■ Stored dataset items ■
┌──

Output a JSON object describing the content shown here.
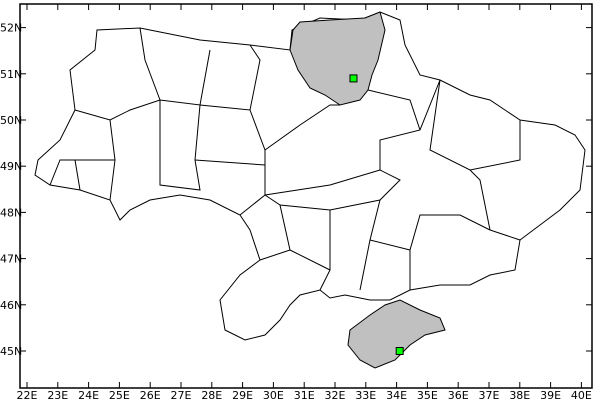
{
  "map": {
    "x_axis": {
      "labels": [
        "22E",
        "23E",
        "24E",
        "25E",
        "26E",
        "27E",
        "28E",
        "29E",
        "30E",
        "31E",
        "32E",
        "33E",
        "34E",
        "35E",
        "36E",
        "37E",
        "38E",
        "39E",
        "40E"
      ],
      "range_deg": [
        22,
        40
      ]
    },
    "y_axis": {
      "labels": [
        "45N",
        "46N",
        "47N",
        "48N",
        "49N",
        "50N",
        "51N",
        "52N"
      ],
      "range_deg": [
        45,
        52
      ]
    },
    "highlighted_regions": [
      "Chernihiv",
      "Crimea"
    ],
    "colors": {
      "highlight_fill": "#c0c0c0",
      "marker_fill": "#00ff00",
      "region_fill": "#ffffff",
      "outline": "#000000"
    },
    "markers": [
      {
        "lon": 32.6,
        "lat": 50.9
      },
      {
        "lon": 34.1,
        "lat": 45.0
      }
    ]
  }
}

└──

■ What this task involves ■
Repeat each record exactly, with the pictures left out.

■ Exercise answer ■
Output a JSON object describing the content shown here.
{
  "map": {
    "x_axis": {
      "labels": [
        "22E",
        "23E",
        "24E",
        "25E",
        "26E",
        "27E",
        "28E",
        "29E",
        "30E",
        "31E",
        "32E",
        "33E",
        "34E",
        "35E",
        "36E",
        "37E",
        "38E",
        "39E",
        "40E"
      ],
      "range_deg": [
        22,
        40
      ]
    },
    "y_axis": {
      "labels": [
        "45N",
        "46N",
        "47N",
        "48N",
        "49N",
        "50N",
        "51N",
        "52N"
      ],
      "range_deg": [
        45,
        52
      ]
    },
    "highlighted_regions": [
      "Chernihiv",
      "Crimea"
    ],
    "colors": {
      "highlight_fill": "#c0c0c0",
      "marker_fill": "#00ff00",
      "region_fill": "#ffffff",
      "outline": "#000000"
    },
    "markers": [
      {
        "lon": 32.6,
        "lat": 50.9
      },
      {
        "lon": 34.1,
        "lat": 45.0
      }
    ]
  }
}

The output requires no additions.